> _REQUIRED ACTION A_
In the post about Maria's birthday, how much did the jar of primrose she picked out cost?
> _REQUIRED ACTION B_
The post about Maria's birthday flowers says where she put her jar of primrose at home. Explain why she put it there, using the reason the post gives.
> _REQUIRED ACTION C_
Extend the post about Maria's birthday flowers, picking up after its last sentence.

> _SELECTED PASSAGE_
I am learning that love is not about what I want, but what about other people want. A tough lesson. Monday was Maria's birthday and I all sorts of plans in mind – going to an Inn, buying her a necklace and ordering a big expensive vase of flowers. This year I decided to really listen to her, and I decided to give her the gift of very little. I made breakfast in bed for her, did the morning chores. I decided to drive her to the florist and let her pick out the flowers she wanted. We went into the florist and my eye went to a beautiful glass vase filled with daises flown in from somewhere down South.
I watched Maria. Her eyes want to a small plastic far filled with some Primrose. My vase cost $70, hers cost $6. Would you like the daisies, I asked?, but she was off to the refrigerated case and pulled out her small green jar of Primrose. So I bought her the $6 jar. She loves these flowers, she put them on the kitchen window sill so she can look at them while she is at the sink or doing dishes. I thought at first that she was just buying the cheapest thing to keep us from spending money. But I have come to see that this small and beautiful flower – I would never have thought to buy something so cheap – was just what she wanted, was a great gift. It is not, of course, how much money you spend, but how much thinking and feeling you do.

> _RAW DATA_
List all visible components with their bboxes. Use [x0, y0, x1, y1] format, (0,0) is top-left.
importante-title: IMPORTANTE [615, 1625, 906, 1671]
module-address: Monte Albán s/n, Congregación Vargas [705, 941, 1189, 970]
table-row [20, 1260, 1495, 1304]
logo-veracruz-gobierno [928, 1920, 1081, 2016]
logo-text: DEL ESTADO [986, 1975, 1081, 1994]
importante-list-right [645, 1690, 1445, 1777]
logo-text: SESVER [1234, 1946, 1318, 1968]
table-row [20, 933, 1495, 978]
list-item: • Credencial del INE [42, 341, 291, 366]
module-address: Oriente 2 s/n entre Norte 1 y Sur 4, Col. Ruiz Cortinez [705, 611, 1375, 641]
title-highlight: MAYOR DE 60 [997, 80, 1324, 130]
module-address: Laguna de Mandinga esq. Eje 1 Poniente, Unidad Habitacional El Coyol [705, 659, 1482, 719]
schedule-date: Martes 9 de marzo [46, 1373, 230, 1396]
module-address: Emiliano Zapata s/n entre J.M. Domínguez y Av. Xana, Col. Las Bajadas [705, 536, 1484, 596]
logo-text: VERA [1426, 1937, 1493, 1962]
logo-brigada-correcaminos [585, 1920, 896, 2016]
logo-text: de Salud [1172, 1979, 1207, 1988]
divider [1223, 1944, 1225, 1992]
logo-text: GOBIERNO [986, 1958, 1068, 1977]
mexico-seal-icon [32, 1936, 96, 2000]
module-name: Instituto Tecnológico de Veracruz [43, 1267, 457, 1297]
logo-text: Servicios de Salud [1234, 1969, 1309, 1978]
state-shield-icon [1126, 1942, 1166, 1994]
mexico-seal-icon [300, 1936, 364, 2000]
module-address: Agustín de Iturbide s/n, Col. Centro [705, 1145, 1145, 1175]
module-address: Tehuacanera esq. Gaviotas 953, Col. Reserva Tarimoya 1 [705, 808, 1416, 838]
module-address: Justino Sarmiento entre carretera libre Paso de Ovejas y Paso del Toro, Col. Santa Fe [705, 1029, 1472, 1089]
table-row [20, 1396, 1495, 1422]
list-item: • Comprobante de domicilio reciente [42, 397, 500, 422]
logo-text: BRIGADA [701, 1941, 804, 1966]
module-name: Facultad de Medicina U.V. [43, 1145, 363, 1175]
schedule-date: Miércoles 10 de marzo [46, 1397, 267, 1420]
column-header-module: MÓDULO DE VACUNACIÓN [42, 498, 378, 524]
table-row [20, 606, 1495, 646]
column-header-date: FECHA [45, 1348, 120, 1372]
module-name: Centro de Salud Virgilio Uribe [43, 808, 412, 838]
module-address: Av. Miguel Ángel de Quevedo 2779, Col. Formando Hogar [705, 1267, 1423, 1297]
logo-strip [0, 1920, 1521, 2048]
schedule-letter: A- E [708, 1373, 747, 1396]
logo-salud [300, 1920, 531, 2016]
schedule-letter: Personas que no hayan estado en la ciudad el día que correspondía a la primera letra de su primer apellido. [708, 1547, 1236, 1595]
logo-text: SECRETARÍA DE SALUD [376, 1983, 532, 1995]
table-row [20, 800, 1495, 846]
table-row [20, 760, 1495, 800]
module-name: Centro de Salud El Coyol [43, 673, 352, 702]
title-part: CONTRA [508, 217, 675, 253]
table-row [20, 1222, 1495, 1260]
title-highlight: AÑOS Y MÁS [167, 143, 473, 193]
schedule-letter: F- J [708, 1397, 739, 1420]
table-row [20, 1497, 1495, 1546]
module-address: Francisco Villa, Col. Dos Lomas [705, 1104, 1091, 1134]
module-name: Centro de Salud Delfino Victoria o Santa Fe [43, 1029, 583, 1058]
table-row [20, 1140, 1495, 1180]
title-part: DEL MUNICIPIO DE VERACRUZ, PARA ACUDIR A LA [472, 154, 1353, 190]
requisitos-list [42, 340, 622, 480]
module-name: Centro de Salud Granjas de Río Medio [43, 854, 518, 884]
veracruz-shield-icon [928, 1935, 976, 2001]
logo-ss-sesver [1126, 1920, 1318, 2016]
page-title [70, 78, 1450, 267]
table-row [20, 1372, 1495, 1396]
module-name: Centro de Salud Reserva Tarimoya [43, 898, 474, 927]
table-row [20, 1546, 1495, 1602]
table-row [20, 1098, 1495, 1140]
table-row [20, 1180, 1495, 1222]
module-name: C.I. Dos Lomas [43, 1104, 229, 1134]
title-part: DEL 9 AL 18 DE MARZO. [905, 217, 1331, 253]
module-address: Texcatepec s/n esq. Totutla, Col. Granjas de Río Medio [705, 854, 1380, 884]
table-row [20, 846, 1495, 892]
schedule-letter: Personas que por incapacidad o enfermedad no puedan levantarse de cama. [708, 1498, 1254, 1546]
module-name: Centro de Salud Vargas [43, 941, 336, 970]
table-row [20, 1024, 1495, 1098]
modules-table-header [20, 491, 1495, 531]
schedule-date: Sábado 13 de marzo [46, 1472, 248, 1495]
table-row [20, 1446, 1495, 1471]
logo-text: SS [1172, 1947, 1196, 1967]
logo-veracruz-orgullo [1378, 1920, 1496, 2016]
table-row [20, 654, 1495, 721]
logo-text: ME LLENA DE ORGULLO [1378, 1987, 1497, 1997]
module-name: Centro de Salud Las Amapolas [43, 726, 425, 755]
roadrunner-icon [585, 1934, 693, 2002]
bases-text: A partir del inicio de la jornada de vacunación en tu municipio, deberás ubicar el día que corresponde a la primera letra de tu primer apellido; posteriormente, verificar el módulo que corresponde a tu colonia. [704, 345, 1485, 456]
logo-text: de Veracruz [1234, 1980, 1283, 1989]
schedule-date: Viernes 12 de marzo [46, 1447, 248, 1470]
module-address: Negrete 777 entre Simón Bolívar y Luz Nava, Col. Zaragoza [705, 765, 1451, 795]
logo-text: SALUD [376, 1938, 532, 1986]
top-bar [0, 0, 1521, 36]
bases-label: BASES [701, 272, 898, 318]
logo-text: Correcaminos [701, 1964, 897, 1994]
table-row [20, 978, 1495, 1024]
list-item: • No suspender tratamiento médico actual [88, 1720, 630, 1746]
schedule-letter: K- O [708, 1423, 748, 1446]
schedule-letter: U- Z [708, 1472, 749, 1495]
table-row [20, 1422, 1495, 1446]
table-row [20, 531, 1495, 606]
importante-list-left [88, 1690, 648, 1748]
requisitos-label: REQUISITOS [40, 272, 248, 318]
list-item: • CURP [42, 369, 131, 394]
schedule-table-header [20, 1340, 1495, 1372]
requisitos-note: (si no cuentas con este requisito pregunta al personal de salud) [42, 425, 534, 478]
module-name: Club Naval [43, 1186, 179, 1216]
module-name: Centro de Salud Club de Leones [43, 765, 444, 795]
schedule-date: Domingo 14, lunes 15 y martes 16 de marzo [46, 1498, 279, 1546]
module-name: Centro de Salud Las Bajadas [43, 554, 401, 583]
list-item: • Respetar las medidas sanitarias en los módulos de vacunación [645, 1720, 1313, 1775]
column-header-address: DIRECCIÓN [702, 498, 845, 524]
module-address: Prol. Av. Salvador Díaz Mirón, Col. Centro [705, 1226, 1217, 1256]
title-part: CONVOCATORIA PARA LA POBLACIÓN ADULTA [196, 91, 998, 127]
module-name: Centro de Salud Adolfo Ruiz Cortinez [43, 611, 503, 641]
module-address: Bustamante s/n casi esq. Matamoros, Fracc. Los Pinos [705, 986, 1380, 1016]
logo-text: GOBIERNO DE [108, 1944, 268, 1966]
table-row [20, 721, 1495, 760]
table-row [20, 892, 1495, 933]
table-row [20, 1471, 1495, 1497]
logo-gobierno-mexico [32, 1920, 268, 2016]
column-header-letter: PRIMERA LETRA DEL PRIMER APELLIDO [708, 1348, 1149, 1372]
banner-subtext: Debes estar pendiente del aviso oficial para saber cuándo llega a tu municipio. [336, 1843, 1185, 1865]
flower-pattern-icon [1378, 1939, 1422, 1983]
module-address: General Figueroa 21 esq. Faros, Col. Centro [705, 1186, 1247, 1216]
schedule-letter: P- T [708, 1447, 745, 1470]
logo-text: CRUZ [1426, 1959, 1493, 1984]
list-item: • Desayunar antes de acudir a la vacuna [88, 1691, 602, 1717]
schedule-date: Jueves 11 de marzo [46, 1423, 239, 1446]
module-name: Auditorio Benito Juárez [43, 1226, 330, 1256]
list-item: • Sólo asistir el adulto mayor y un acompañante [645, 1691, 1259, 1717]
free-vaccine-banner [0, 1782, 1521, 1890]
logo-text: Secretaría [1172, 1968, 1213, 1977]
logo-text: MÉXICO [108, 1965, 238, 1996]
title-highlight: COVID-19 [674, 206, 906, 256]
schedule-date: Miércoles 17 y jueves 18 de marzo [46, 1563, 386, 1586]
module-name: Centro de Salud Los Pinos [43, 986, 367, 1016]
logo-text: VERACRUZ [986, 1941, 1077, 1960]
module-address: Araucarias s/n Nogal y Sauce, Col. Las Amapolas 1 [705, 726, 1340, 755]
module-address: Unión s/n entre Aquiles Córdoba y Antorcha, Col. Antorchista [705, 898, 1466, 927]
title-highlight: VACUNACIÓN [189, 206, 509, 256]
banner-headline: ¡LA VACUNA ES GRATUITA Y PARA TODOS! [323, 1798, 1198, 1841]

> _EXERCISE ANSWER A_
It cost $6.

> _EXERCISE ANSWER B_
Maria put the primrose on the kitchen window sill. That way she can look at the flowers while she is at the sink or doing dishes.

> _EXERCISE ANSWER C_
For most of my life, I would have considered a $6 birthday gift too little, a statement of disregard. But it was quite the opposite. That was about me, not the recipient of the gift. By listening, I am learning to love. I have given Maria a lot of gifts and none of them have been for as little as $6. Yet I have this feeling this is one of her favorite gifts. Learning to love means letting go of what I want and I think, and opening myself up to listening and watching.